→ **What is being asked**
Provide the data again in its entirety, exactly as given.

# Raw data start

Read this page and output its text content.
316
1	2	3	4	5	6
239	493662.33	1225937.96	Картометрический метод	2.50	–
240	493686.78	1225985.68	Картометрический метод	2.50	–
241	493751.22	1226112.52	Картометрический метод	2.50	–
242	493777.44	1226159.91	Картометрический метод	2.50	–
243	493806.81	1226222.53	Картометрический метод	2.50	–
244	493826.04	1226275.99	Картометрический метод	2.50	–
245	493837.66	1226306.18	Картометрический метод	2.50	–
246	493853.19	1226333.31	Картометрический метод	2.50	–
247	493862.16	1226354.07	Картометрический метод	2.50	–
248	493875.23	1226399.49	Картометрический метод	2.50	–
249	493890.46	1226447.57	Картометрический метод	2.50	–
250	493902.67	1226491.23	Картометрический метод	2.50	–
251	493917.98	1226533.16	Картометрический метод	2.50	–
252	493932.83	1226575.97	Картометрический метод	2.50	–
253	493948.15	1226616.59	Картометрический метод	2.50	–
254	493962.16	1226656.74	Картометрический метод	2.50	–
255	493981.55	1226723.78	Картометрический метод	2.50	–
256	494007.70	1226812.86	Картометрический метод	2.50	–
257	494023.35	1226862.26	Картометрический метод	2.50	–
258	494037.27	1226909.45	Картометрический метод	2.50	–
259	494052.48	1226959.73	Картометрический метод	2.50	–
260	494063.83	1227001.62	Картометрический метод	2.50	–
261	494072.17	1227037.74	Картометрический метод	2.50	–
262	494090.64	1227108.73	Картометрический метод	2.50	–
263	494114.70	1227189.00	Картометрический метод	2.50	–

# Raw data end

→ **Answer below**
Read this page and output its text content.
316
1	2	3	4	5	6
239	493662.33	1225937.96	Картометрический метод	2.50	–
240	493686.78	1225985.68	Картометрический метод	2.50	–
241	493751.22	1226112.52	Картометрический метод	2.50	–
242	493777.44	1226159.91	Картометрический метод	2.50	–
243	493806.81	1226222.53	Картометрический метод	2.50	–
244	493826.04	1226275.99	Картометрический метод	2.50	–
245	493837.66	1226306.18	Картометрический метод	2.50	–
246	493853.19	1226333.31	Картометрический метод	2.50	–
247	493862.16	1226354.07	Картометрический метод	2.50	–
248	493875.23	1226399.49	Картометрический метод	2.50	–
249	493890.46	1226447.57	Картометрический метод	2.50	–
250	493902.67	1226491.23	Картометрический метод	2.50	–
251	493917.98	1226533.16	Картометрический метод	2.50	–
252	493932.83	1226575.97	Картометрический метод	2.50	–
253	493948.15	1226616.59	Картометрический метод	2.50	–
254	493962.16	1226656.74	Картометрический метод	2.50	–
255	493981.55	1226723.78	Картометрический метод	2.50	–
256	494007.70	1226812.86	Картометрический метод	2.50	–
257	494023.35	1226862.26	Картометрический метод	2.50	–
258	494037.27	1226909.45	Картометрический метод	2.50	–
259	494052.48	1226959.73	Картометрический метод	2.50	–
260	494063.83	1227001.62	Картометрический метод	2.50	–
261	494072.17	1227037.74	Картометрический метод	2.50	–
262	494090.64	1227108.73	Картометрический метод	2.50	–
263	494114.70	1227189.00	Картометрический метод	2.50	–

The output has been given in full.